Collected data:
╔══
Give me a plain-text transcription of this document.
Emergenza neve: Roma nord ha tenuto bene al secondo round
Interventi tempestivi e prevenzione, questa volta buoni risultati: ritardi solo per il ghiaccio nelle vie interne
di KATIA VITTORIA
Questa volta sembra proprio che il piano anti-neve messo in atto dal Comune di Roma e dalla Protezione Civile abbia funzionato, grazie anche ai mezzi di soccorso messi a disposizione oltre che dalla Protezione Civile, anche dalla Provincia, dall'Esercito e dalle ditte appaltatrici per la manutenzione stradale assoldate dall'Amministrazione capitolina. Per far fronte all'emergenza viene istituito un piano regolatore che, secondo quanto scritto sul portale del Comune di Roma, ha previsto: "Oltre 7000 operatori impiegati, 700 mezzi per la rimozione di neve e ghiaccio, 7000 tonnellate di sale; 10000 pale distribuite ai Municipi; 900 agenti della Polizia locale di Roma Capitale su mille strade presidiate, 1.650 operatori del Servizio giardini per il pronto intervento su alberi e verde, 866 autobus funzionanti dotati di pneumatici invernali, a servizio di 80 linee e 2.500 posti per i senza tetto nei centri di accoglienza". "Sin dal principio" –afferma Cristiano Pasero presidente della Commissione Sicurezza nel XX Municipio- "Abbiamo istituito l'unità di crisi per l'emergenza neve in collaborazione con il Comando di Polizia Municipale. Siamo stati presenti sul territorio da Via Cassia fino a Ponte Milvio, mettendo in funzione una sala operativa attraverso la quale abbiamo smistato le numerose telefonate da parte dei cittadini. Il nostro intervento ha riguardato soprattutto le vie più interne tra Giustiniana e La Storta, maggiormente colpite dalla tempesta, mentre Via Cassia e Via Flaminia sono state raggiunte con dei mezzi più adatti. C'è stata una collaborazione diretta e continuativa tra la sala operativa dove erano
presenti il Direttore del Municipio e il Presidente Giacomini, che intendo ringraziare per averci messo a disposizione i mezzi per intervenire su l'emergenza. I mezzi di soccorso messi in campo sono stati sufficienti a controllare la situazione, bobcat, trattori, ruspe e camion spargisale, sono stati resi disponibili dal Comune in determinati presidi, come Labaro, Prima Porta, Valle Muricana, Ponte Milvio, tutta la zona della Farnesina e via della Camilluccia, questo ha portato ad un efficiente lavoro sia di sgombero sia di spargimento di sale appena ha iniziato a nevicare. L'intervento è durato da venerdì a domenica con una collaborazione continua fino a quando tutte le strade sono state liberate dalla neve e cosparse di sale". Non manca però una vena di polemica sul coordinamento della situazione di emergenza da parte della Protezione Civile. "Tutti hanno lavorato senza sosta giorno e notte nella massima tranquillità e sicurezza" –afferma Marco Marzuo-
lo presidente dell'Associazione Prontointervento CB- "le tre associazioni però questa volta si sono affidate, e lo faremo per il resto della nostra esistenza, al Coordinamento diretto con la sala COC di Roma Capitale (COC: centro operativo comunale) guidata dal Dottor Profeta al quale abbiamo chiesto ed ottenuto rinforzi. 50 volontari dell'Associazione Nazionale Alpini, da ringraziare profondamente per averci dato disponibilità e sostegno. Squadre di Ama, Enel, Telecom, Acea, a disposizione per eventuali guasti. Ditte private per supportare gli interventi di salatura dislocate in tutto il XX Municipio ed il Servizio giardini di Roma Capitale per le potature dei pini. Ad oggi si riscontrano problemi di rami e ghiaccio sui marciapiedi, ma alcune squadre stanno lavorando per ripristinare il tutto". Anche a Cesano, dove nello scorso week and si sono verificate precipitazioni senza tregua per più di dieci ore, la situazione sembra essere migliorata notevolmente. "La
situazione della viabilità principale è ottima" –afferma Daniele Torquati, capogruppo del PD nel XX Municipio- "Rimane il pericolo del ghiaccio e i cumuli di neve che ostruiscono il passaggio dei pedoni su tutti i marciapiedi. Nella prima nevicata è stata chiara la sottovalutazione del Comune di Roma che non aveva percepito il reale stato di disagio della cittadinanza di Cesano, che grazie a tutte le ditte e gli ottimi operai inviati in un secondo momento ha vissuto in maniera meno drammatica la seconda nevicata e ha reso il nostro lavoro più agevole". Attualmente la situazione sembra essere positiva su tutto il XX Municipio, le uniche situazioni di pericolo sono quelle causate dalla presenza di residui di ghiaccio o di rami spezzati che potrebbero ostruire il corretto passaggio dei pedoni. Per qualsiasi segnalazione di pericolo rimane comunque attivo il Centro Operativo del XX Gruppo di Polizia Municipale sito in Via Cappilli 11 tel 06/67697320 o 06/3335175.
╚══
╔══
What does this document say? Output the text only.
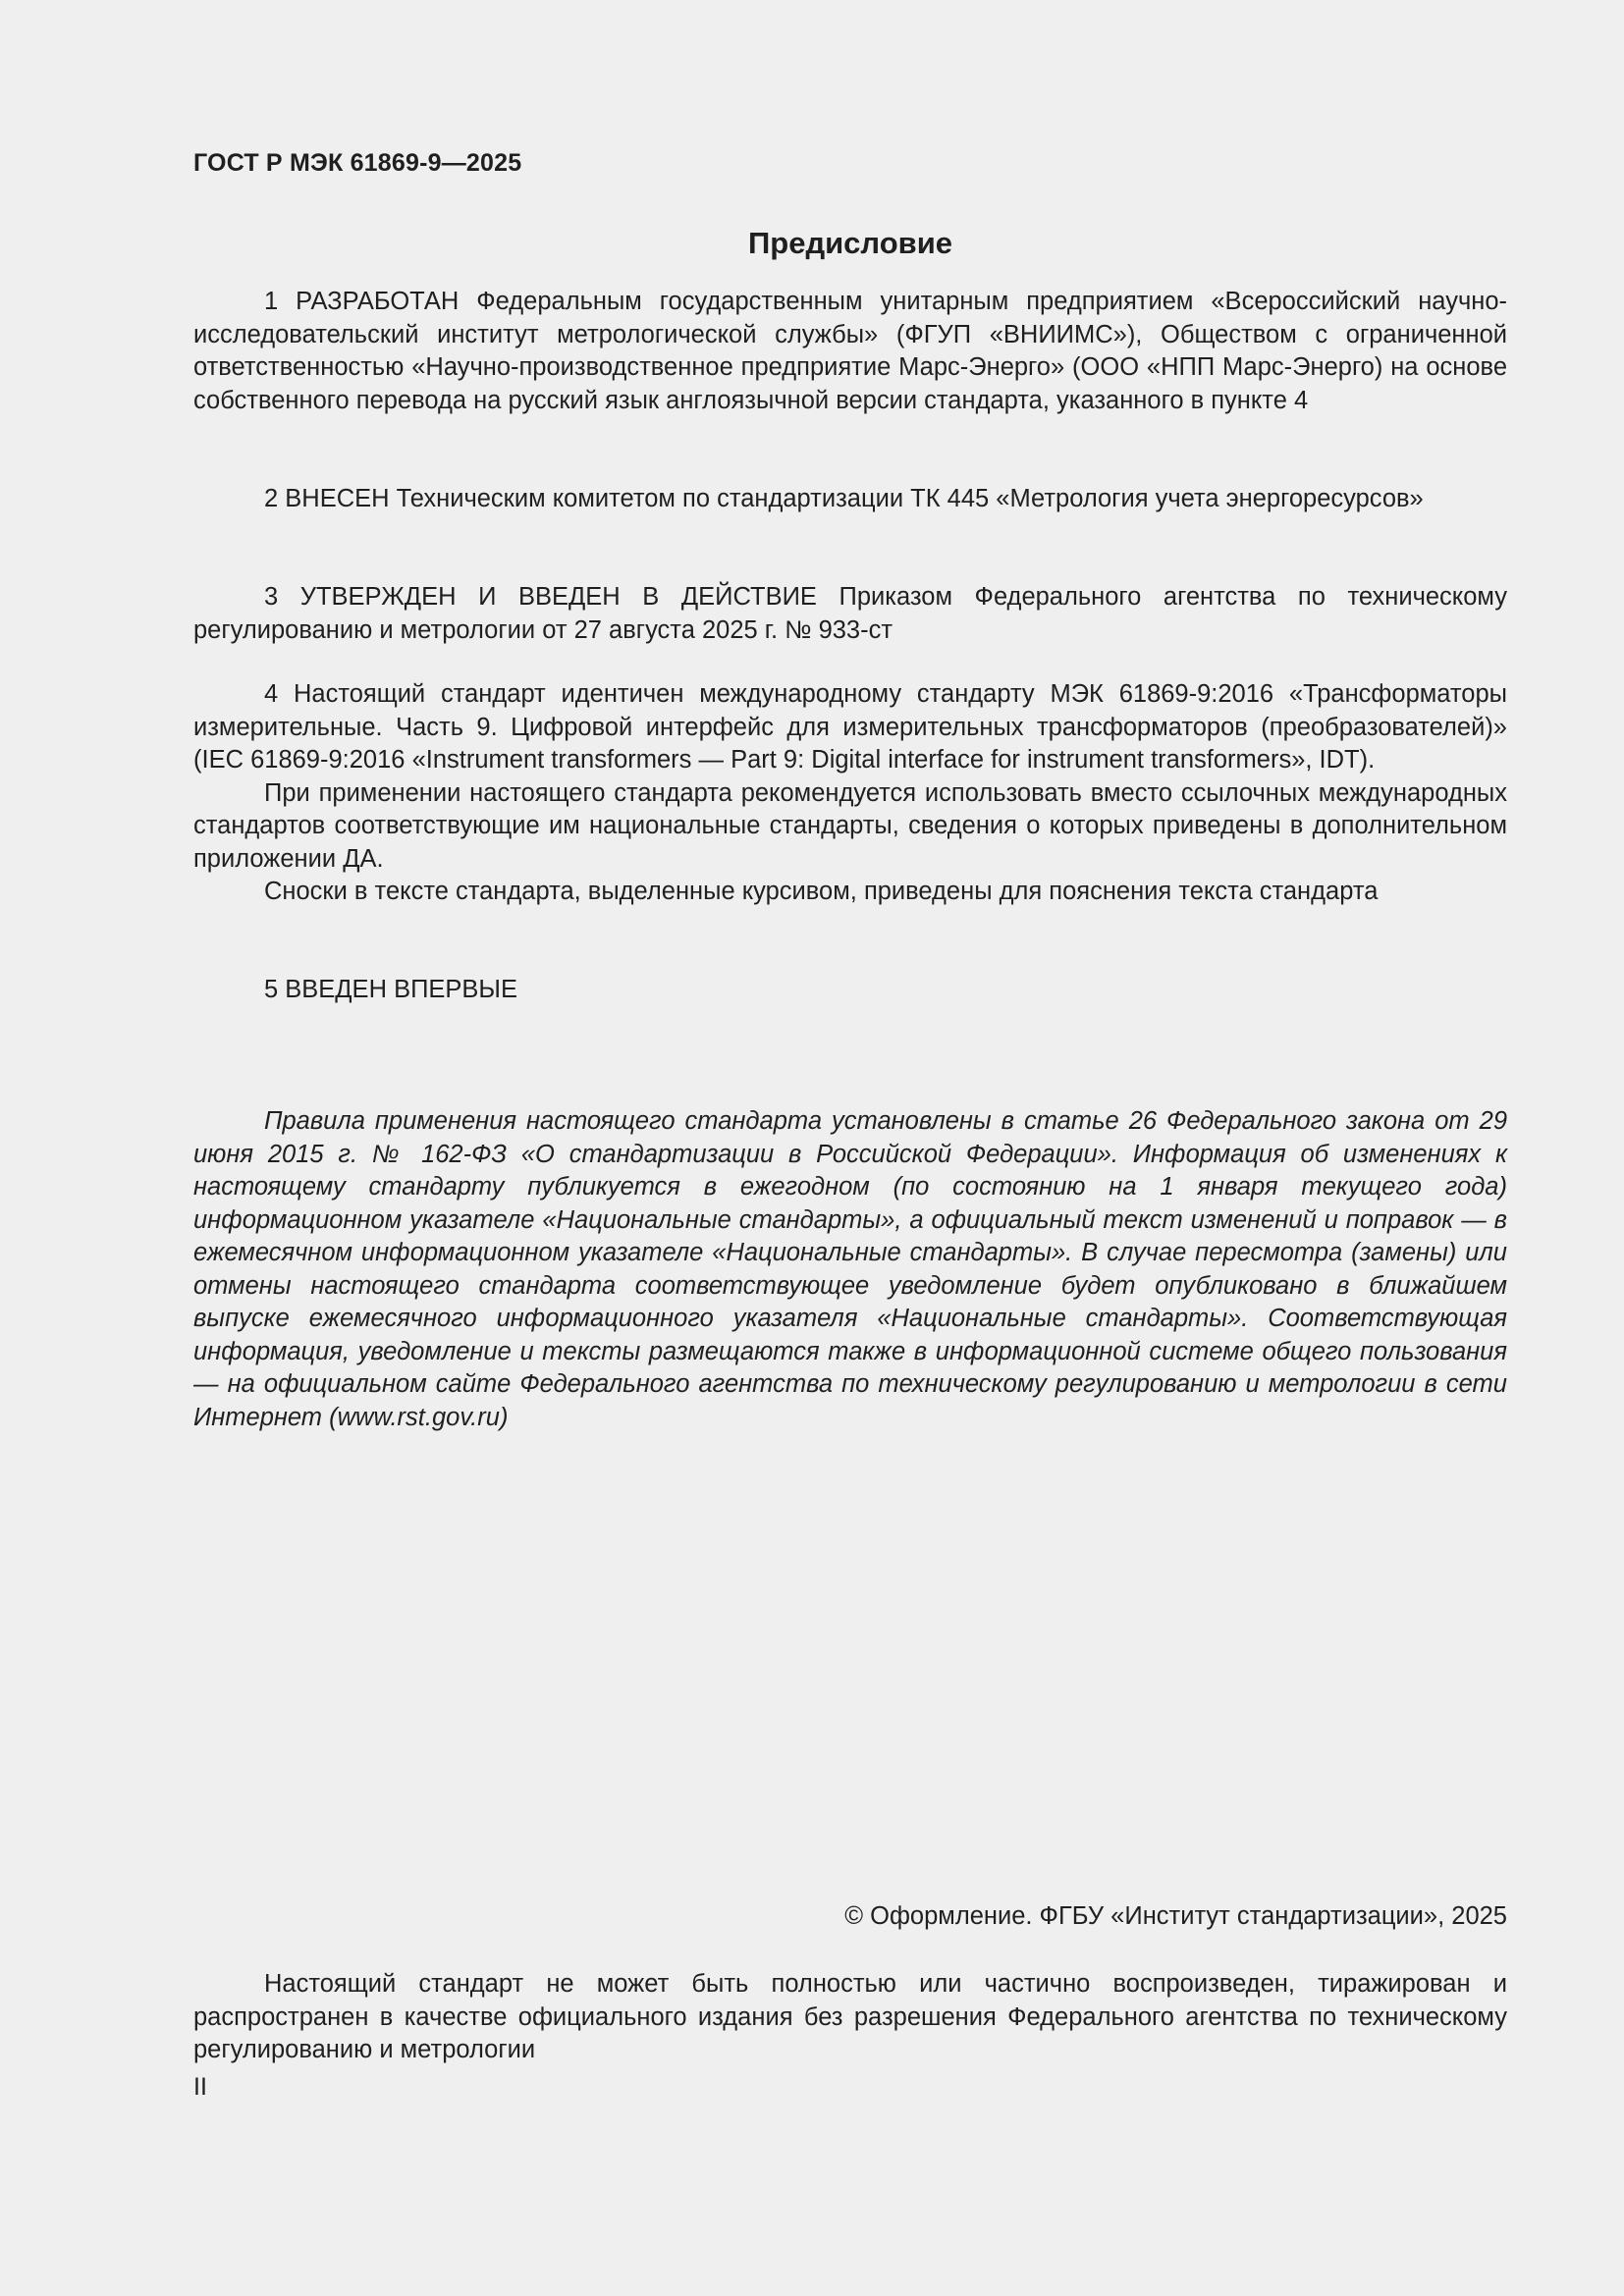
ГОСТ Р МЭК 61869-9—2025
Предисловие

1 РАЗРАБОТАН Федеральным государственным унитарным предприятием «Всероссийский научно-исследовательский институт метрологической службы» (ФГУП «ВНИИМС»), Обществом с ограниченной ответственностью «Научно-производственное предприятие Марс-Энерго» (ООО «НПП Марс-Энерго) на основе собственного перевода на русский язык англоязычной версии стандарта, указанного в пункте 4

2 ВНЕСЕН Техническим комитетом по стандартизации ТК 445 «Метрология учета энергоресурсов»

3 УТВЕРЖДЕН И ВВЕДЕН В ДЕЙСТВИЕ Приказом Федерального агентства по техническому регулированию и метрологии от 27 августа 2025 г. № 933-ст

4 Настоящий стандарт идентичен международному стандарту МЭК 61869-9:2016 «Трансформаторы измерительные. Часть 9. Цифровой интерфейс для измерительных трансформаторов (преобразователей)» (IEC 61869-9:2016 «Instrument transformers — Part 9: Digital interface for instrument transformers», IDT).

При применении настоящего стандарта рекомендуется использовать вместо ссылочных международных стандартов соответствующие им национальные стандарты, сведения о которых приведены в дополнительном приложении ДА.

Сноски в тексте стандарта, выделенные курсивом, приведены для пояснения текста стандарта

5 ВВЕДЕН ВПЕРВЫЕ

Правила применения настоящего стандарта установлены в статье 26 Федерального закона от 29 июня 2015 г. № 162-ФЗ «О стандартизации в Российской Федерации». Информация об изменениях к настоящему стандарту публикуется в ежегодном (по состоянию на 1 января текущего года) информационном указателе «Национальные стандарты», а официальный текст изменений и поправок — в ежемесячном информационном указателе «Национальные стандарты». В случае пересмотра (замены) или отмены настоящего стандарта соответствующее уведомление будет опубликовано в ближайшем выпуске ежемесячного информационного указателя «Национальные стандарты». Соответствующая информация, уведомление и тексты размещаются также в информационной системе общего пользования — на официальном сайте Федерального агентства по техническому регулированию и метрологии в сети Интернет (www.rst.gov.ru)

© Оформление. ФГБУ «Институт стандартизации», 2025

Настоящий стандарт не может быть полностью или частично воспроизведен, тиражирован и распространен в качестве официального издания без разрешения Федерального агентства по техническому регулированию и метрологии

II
╚══
╔══
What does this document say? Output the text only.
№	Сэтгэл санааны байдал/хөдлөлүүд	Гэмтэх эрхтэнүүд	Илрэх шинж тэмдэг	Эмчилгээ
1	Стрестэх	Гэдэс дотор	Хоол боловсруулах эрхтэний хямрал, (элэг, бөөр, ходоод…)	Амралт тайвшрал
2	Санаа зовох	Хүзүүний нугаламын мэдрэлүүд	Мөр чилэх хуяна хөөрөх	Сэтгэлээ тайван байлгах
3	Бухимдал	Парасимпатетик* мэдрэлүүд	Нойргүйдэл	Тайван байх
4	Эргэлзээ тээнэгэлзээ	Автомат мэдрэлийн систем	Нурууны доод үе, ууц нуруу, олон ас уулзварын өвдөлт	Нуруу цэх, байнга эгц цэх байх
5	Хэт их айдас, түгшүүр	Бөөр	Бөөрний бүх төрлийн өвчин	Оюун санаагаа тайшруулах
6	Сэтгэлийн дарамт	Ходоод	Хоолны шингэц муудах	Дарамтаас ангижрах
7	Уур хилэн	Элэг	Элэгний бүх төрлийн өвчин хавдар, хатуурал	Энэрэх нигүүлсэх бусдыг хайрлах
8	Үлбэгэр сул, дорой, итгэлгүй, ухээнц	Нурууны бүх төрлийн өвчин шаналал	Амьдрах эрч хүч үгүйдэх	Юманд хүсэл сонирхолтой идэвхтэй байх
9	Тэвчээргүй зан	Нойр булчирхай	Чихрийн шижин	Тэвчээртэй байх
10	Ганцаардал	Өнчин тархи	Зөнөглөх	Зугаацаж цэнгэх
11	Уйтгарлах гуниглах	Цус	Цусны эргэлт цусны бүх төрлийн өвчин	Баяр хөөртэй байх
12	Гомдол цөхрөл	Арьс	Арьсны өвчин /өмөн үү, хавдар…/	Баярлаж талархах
╚══
From the listing above, collect each line in which the string "стандарта" appears.

- EXERCISE RESPONSE:
1 РАЗРАБОТАН Федеральным государственным унитарным предприятием «Всероссийский научно-исследовательский институт метрологической службы» (ФГУП «ВНИИМС»), Обществом с ограниченной ответственностью «Научно-производственное предприятие Марс-Энерго» (ООО «НПП Марс-Энерго) на основе собственного перевода на русский язык англоязычной версии стандарта, указанного в пункте 4
При применении настоящего стандарта рекомендуется использовать вместо ссылочных международных стандартов соответствующие им национальные стандарты, сведения о которых приведены в дополнительном приложении ДА.
Сноски в тексте стандарта, выделенные курсивом, приведены для пояснения текста стандарта
Правила применения настоящего стандарта установлены в статье 26 Федерального закона от 29 июня 2015 г. № 162-ФЗ «О стандартизации в Российской Федерации». Информация об изменениях к настоящему стандарту публикуется в ежегодном (по состоянию на 1 января текущего года) информационном указателе «Национальные стандарты», а официальный текст изменений и поправок — в ежемесячном информационном указателе «Национальные стандарты». В случае пересмотра (замены) или отмены настоящего стандарта соответствующее уведомление будет опубликовано в ближайшем выпуске ежемесячного информационного указателя «Национальные стандарты». Соответствующая информация, уведомление и тексты размещаются также в информационной системе общего пользования — на официальном сайте Федерального агентства по техническому регулированию и метрологии в сети Интернет (www.rst.gov.ru)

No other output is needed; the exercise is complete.